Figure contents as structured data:
= = = = =

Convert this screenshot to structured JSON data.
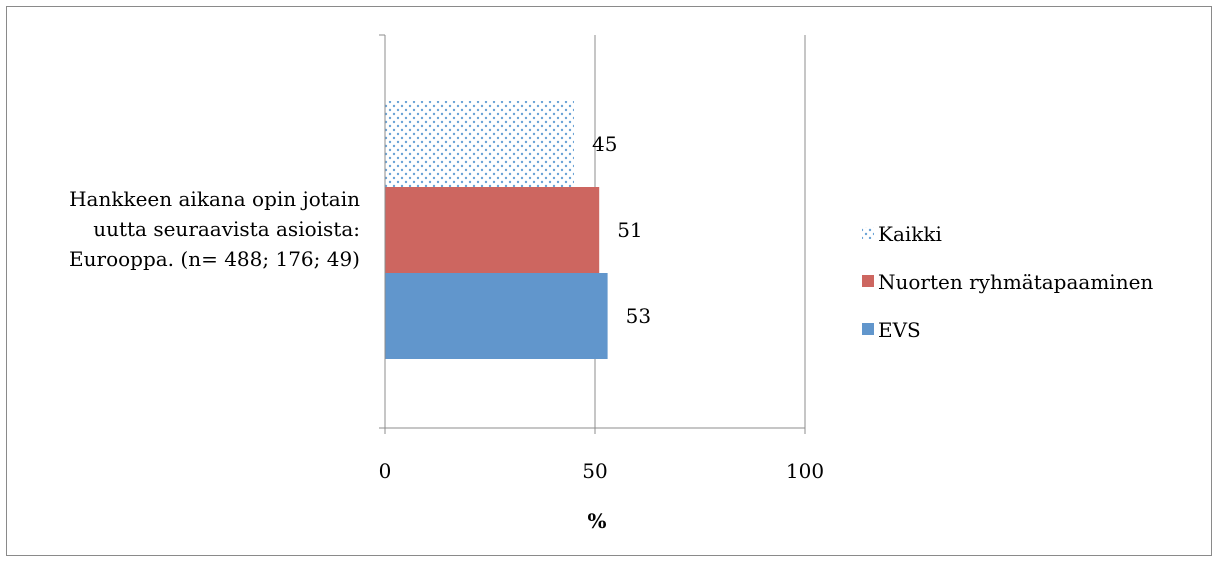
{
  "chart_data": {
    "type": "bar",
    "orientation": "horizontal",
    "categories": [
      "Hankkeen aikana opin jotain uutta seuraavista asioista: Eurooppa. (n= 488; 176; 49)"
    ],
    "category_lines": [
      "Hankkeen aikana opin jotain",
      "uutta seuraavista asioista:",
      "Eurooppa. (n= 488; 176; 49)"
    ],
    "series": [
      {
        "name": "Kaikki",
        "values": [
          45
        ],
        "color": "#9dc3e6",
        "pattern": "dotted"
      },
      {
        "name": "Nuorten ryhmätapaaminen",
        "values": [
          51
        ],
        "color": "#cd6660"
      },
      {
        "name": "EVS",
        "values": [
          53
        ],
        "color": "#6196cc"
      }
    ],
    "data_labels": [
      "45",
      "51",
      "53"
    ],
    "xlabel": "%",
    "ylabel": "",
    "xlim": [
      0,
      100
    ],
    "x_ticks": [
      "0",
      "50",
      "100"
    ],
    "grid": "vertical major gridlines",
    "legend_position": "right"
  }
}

= = = = =

§ **AIM OF THE EXERCISE**
Print every entry exactly as written, without the pictures.

§ **EXERCISE RESULT**
Convert this screenshot to structured JSON data.
{
  "chart_data": {
    "type": "bar",
    "orientation": "horizontal",
    "categories": [
      "Hankkeen aikana opin jotain uutta seuraavista asioista: Eurooppa. (n= 488; 176; 49)"
    ],
    "category_lines": [
      "Hankkeen aikana opin jotain",
      "uutta seuraavista asioista:",
      "Eurooppa. (n= 488; 176; 49)"
    ],
    "series": [
      {
        "name": "Kaikki",
        "values": [
          45
        ],
        "color": "#9dc3e6",
        "pattern": "dotted"
      },
      {
        "name": "Nuorten ryhmätapaaminen",
        "values": [
          51
        ],
        "color": "#cd6660"
      },
      {
        "name": "EVS",
        "values": [
          53
        ],
        "color": "#6196cc"
      }
    ],
    "data_labels": [
      "45",
      "51",
      "53"
    ],
    "xlabel": "%",
    "ylabel": "",
    "xlim": [
      0,
      100
    ],
    "x_ticks": [
      "0",
      "50",
      "100"
    ],
    "grid": "vertical major gridlines",
    "legend_position": "right"
  }
}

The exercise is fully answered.